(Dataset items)
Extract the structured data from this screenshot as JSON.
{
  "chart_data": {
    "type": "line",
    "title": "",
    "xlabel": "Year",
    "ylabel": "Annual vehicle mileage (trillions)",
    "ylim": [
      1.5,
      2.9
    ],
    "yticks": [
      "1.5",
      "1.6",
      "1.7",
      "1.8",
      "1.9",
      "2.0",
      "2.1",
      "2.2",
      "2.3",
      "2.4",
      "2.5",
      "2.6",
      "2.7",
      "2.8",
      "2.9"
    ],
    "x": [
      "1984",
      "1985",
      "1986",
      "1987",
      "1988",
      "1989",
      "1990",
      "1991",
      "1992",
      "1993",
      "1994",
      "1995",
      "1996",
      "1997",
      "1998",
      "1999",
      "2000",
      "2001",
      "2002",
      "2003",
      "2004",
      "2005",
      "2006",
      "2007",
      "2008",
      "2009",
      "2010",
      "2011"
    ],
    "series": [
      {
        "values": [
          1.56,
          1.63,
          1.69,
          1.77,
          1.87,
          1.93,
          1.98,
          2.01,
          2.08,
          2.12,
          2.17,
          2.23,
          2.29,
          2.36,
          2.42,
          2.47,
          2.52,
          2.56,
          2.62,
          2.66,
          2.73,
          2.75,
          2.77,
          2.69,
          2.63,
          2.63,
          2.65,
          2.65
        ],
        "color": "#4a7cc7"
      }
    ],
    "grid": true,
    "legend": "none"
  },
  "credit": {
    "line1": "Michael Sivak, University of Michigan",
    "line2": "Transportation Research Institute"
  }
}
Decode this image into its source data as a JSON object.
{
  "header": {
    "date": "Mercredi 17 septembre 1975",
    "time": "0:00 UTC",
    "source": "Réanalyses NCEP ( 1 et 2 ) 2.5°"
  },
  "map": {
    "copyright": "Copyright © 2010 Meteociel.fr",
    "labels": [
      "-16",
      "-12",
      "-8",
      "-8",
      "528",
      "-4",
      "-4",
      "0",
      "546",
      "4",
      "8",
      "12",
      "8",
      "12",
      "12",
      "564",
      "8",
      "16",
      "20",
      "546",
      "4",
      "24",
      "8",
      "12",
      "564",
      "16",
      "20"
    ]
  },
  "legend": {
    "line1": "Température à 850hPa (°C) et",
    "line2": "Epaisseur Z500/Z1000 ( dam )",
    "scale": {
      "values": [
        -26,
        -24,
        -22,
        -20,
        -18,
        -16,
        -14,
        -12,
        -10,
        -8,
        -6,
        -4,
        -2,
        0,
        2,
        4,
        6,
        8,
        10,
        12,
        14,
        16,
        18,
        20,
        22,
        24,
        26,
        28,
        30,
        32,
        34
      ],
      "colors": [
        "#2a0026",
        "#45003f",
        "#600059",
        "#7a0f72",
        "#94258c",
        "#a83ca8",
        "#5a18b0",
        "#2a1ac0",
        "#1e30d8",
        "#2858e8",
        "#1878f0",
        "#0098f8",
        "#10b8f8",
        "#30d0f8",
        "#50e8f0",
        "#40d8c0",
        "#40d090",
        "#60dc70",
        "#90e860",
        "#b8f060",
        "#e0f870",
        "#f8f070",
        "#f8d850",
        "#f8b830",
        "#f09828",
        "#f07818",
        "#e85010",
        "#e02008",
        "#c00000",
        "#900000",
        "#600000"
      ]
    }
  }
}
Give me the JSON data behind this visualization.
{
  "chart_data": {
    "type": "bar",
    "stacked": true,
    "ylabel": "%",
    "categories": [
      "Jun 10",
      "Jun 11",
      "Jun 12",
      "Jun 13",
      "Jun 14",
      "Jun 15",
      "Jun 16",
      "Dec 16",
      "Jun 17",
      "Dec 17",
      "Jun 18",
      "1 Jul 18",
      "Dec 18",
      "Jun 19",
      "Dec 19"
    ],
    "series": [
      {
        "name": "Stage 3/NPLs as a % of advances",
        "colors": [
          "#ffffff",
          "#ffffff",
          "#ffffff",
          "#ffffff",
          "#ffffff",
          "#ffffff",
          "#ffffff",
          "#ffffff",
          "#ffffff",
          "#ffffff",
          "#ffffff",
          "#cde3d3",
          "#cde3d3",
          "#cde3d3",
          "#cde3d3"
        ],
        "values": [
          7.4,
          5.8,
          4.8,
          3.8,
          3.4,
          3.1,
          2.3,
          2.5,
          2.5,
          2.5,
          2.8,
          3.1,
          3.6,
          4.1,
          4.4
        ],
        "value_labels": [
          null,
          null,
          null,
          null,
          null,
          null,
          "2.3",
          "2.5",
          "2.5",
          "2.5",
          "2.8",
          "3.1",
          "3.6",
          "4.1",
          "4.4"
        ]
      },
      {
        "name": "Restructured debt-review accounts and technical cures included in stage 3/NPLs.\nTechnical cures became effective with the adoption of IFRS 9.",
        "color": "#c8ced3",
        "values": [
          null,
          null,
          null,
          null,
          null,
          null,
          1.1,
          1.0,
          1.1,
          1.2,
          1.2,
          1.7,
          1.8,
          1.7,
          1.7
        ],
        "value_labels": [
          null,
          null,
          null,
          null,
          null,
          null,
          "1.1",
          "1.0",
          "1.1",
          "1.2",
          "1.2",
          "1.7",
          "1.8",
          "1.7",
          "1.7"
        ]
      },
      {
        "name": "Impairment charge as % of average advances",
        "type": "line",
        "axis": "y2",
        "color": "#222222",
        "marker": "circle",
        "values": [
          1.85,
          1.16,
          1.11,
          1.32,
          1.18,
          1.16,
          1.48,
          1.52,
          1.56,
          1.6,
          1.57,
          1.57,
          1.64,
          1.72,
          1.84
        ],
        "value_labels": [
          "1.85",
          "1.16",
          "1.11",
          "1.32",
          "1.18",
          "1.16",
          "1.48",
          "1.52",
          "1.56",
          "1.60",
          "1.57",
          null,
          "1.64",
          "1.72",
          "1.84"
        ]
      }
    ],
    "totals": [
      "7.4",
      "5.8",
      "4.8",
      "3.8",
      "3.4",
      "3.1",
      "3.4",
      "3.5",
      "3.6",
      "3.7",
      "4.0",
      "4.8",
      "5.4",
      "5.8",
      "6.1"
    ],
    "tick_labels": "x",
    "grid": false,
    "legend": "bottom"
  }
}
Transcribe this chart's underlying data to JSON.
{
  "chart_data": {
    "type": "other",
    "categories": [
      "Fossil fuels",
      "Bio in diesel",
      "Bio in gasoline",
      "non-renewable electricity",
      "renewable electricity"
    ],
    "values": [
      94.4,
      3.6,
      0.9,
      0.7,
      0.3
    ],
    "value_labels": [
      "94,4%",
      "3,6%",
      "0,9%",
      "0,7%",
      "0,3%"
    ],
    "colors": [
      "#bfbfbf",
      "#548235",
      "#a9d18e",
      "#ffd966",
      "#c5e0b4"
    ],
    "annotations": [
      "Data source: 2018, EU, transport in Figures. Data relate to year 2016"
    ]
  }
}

- Given problem -
Return each line among the entries that holds the word "NPLs".

- Expected answer -
        "name": "Stage 3/NPLs as a % of advances",
        "name": "Restructured debt-review accounts and technical cures included in stage 3/NPLs.\nTechnical cures became effective with the adoption of IFRS 9.",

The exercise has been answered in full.